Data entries

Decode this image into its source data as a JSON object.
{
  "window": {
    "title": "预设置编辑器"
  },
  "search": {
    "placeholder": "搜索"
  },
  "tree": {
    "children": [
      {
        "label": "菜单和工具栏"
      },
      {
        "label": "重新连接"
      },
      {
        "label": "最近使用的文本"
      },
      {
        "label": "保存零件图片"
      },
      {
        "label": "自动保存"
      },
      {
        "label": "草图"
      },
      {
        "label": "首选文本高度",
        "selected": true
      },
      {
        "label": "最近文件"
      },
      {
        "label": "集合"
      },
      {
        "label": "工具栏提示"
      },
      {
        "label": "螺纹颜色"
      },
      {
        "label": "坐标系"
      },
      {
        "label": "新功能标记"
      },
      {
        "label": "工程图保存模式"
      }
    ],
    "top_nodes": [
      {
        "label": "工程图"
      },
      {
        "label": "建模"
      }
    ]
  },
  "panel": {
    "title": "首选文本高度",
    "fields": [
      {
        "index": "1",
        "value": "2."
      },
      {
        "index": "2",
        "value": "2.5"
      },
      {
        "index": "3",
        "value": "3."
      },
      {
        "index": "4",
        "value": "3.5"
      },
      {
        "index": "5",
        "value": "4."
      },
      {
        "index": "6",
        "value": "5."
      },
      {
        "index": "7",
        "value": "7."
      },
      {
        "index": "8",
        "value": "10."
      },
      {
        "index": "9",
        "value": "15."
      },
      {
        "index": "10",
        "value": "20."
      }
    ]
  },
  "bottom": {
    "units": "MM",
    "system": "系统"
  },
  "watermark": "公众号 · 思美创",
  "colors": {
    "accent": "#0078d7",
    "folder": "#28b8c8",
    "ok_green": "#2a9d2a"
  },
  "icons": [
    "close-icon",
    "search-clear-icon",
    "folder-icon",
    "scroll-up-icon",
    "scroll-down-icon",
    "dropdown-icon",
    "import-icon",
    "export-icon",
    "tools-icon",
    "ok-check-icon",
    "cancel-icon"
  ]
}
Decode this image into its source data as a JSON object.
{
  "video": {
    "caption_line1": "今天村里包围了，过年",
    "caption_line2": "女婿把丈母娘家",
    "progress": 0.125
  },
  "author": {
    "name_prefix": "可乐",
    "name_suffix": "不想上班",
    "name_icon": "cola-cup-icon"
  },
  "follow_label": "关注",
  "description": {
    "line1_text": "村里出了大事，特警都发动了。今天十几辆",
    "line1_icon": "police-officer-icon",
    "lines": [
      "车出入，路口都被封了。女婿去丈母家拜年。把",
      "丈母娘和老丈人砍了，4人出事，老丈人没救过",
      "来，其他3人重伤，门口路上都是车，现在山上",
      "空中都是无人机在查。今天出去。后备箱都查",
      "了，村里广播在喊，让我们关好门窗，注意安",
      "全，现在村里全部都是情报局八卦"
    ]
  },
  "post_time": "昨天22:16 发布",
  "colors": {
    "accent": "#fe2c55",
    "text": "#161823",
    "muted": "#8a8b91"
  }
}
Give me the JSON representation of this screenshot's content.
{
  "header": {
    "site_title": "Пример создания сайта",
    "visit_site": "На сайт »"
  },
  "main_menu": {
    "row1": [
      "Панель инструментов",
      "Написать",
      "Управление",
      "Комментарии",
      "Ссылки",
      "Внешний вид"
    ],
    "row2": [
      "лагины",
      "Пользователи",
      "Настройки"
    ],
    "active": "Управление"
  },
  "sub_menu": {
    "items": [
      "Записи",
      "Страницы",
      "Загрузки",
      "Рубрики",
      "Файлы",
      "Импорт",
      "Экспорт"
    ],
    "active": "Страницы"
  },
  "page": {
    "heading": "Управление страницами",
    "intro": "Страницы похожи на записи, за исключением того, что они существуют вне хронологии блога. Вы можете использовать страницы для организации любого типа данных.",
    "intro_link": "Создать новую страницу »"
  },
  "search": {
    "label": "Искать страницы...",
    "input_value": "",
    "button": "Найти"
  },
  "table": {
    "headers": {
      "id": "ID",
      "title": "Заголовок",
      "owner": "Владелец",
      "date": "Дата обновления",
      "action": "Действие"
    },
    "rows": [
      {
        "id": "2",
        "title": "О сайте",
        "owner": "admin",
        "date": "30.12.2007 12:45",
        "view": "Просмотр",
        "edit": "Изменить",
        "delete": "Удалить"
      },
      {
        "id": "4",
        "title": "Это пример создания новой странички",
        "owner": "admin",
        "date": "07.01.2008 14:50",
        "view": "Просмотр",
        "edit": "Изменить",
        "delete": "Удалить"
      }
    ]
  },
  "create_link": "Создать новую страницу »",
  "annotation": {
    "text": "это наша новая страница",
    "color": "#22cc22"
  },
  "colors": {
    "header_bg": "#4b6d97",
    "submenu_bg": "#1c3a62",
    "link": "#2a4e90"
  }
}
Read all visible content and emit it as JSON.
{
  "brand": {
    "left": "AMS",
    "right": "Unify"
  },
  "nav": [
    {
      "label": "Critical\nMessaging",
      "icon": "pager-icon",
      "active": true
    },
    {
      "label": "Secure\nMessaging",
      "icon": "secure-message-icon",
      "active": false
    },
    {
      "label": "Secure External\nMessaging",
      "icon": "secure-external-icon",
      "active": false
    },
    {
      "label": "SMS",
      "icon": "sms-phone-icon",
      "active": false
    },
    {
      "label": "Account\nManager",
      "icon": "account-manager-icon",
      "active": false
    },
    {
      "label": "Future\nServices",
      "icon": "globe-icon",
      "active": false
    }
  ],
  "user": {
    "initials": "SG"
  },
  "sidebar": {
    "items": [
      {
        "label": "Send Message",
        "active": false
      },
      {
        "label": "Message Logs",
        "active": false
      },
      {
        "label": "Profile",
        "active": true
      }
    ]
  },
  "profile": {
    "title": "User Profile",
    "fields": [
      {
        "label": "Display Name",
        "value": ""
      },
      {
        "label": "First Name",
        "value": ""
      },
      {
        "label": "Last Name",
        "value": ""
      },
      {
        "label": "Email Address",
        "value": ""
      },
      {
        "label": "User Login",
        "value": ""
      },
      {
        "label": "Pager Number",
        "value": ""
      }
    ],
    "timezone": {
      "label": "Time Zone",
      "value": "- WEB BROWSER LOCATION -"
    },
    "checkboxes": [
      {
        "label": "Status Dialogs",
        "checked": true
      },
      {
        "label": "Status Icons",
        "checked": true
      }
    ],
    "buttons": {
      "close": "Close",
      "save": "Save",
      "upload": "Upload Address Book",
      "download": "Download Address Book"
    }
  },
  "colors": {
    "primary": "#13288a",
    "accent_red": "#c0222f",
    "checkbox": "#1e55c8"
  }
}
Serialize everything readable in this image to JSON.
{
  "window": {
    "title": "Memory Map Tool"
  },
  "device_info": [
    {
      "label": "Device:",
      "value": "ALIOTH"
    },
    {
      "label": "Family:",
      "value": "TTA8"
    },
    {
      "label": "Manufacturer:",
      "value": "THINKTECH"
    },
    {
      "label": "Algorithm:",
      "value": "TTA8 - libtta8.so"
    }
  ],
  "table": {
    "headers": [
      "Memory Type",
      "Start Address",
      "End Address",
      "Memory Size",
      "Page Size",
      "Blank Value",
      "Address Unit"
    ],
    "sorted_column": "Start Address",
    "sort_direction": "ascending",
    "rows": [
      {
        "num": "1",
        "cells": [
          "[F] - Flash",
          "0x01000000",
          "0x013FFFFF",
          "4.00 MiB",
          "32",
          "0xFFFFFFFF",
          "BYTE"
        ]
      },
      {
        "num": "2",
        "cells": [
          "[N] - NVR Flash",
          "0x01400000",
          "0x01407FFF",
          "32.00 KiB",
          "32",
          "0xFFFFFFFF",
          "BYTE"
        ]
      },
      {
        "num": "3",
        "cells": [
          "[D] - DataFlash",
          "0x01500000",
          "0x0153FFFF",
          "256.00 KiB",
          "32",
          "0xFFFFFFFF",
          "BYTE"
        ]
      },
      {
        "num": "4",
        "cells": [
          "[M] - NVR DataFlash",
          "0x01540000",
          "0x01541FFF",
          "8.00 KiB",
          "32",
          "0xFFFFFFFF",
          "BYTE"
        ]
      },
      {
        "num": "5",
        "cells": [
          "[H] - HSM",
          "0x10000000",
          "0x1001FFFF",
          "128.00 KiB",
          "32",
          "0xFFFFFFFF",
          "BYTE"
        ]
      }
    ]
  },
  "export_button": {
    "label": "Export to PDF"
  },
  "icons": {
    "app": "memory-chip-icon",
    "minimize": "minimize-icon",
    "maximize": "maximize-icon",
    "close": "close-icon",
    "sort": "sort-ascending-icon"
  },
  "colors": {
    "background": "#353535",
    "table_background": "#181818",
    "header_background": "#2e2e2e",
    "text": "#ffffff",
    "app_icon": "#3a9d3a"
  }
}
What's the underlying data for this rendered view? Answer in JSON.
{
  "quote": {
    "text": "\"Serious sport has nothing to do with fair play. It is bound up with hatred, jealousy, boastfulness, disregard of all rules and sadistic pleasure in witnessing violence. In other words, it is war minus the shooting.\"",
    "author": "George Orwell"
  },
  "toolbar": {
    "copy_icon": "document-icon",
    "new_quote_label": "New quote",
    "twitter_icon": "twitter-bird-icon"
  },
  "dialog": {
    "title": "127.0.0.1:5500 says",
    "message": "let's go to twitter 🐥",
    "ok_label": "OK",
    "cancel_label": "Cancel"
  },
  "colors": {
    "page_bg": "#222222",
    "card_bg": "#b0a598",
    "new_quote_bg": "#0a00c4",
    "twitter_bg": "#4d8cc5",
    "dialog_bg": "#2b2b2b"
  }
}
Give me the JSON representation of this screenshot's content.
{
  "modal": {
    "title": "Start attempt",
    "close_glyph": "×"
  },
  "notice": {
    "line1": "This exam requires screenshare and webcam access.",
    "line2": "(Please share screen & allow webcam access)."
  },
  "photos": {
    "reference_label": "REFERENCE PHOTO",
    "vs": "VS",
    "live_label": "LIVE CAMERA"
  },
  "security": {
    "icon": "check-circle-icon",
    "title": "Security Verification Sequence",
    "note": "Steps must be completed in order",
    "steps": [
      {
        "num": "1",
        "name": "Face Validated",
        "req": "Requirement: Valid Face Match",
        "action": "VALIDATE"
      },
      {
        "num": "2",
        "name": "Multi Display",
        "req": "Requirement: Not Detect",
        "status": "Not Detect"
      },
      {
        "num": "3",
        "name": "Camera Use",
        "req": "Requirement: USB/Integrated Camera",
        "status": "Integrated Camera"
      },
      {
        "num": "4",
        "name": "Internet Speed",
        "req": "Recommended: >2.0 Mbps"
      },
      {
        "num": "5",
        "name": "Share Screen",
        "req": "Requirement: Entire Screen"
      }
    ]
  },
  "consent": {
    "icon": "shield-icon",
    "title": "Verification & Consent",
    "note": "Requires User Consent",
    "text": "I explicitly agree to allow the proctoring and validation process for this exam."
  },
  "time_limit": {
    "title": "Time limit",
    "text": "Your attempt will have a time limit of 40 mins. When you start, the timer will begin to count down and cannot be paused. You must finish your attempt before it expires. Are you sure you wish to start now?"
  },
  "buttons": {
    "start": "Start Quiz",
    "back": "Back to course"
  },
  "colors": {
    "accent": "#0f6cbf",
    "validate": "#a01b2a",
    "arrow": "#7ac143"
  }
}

◆ **SHORT EXERCISE**
Identify lines with the string "allow". Copy each one.

◆ **TASK SOLUTION**
    "line2": "(Please share screen & allow webcam access)."
    "text": "I explicitly agree to allow the proctoring and validation process for this exam."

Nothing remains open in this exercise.